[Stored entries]
○ ○ ○ ○ ○ ○ ○

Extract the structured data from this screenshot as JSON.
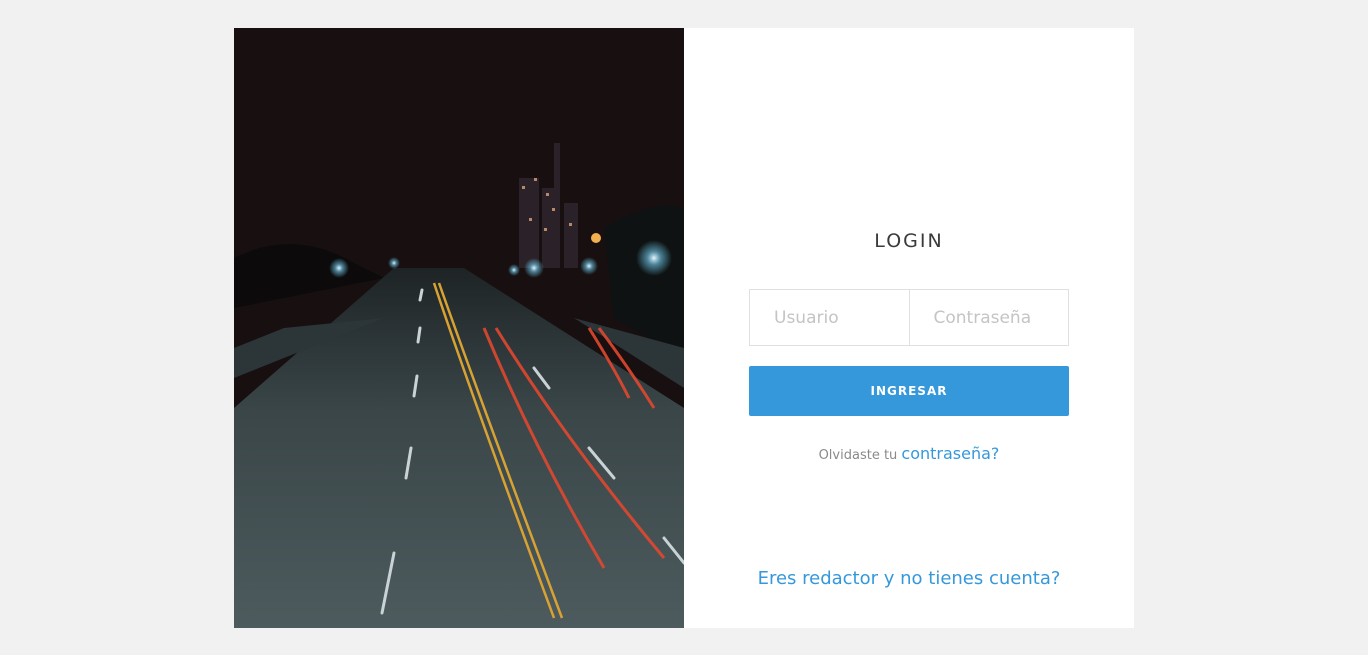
{
  "login": {
    "title": "LOGIN",
    "username_placeholder": "Usuario",
    "password_placeholder": "Contraseña",
    "submit_label": "INGRESAR",
    "forgot_prefix": "Olvidaste tu",
    "forgot_link": "contraseña?",
    "register_link": "Eres redactor y no tienes cuenta?"
  },
  "colors": {
    "accent": "#3498db",
    "page_background": "#f1f1f1",
    "photo_background": "#170f10"
  },
  "image": {
    "subject": "night-road-light-trails"
  }
}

○ ○ ○ ○ ○ ○ ○

** GIVEN REQUEST **
Reproduce each line word for word and drop the pictures.

** OUTPUT FOR THIS TASK **
Extract the structured data from this screenshot as JSON.
{
  "login": {
    "title": "LOGIN",
    "username_placeholder": "Usuario",
    "password_placeholder": "Contraseña",
    "submit_label": "INGRESAR",
    "forgot_prefix": "Olvidaste tu",
    "forgot_link": "contraseña?",
    "register_link": "Eres redactor y no tienes cuenta?"
  },
  "colors": {
    "accent": "#3498db",
    "page_background": "#f1f1f1",
    "photo_background": "#170f10"
  },
  "image": {
    "subject": "night-road-light-trails"
  }
}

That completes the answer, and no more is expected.